GOAL OF THE EXERCISE
Retype exactly the lines from the line with "Type out the text in this image." to the end of the data, keeping both boundary lines.
·····
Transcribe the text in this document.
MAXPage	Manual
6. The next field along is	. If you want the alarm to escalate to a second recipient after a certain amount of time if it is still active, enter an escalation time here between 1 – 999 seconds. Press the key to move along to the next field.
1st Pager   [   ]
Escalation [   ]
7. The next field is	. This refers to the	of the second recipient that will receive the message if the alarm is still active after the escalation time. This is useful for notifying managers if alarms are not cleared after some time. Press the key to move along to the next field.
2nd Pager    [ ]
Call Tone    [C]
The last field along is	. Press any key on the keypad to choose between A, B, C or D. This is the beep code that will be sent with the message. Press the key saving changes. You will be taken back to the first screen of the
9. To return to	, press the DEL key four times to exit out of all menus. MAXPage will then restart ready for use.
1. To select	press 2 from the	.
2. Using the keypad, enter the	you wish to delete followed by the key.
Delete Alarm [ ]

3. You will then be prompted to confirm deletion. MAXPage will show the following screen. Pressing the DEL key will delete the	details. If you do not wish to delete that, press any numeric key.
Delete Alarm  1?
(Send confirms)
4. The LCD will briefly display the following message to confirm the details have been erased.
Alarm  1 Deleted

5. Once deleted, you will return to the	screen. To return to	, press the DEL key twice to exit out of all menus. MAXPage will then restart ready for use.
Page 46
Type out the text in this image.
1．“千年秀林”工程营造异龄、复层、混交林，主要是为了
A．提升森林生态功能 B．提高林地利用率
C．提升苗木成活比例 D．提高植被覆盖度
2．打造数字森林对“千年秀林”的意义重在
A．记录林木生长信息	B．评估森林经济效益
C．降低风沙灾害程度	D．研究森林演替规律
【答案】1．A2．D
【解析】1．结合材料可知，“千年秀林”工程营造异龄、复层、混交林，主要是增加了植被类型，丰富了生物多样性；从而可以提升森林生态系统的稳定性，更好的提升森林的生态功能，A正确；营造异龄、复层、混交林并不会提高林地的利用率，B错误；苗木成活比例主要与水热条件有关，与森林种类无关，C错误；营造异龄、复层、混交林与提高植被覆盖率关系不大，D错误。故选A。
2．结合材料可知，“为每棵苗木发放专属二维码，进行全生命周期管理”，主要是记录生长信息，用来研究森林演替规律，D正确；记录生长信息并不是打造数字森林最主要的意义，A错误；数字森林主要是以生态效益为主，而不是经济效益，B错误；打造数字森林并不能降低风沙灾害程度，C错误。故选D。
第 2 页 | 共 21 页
·····
FINISHED TASK
Type out the text in this image.
1．“千年秀林”工程营造异龄、复层、混交林，主要是为了
A．提升森林生态功能 B．提高林地利用率
C．提升苗木成活比例 D．提高植被覆盖度
2．打造数字森林对“千年秀林”的意义重在
A．记录林木生长信息	B．评估森林经济效益
C．降低风沙灾害程度	D．研究森林演替规律
【答案】1．A2．D
【解析】1．结合材料可知，“千年秀林”工程营造异龄、复层、混交林，主要是增加了植被类型，丰富了生物多样性；从而可以提升森林生态系统的稳定性，更好的提升森林的生态功能，A正确；营造异龄、复层、混交林并不会提高林地的利用率，B错误；苗木成活比例主要与水热条件有关，与森林种类无关，C错误；营造异龄、复层、混交林与提高植被覆盖率关系不大，D错误。故选A。
2．结合材料可知，“为每棵苗木发放专属二维码，进行全生命周期管理”，主要是记录生长信息，用来研究森林演替规律，D正确；记录生长信息并不是打造数字森林最主要的意义，A错误；数字森林主要是以生态效益为主，而不是经济效益，B错误；打造数字森林并不能降低风沙灾害程度，C错误。故选D。
第 2 页 | 共 21 页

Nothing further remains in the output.